[Dataset records]
▬▬▬▬▬▬▬▬▬▬

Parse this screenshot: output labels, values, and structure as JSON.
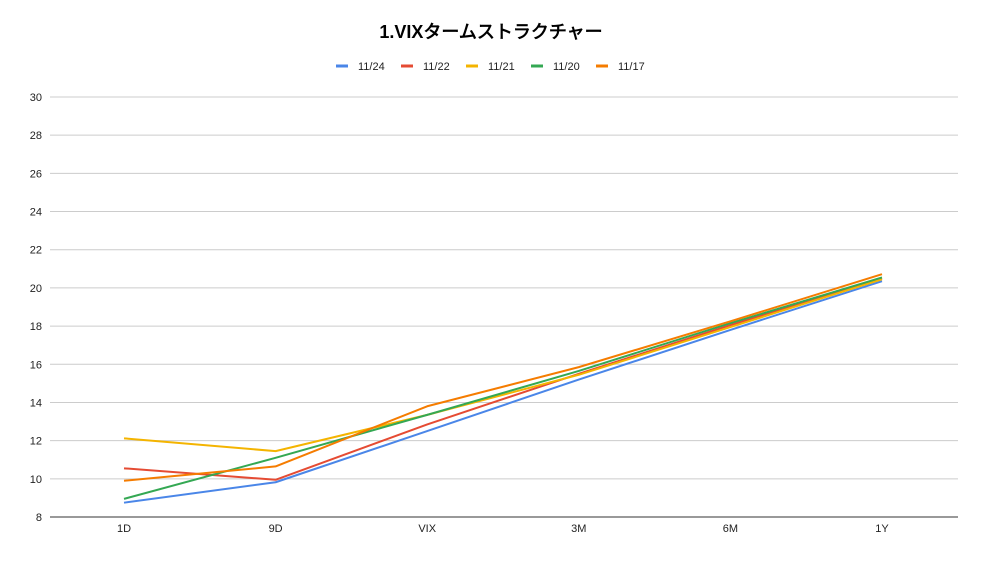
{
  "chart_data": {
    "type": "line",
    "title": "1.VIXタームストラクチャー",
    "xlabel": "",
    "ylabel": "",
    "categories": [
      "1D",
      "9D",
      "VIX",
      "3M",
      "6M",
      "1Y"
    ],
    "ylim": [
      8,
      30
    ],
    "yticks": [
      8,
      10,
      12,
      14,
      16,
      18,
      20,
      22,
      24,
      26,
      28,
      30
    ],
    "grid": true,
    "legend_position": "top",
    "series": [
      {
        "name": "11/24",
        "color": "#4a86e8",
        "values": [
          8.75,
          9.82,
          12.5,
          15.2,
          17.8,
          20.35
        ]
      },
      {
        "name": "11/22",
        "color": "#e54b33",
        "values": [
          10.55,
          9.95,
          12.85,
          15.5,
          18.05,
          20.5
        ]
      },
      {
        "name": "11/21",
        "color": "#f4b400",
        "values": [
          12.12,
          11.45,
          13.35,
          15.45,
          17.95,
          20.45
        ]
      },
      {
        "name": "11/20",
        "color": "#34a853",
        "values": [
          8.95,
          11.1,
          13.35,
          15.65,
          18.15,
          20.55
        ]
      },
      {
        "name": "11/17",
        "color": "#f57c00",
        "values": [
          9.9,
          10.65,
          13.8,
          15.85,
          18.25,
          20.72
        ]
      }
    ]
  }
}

▬▬▬▬▬▬▬▬▬▬

Work to be completed: Report each line in the data that holds the word "name".

Finished answer:
        "name": "11/24",
        "name": "11/22",
        "name": "11/21",
        "name": "11/20",
        "name": "11/17",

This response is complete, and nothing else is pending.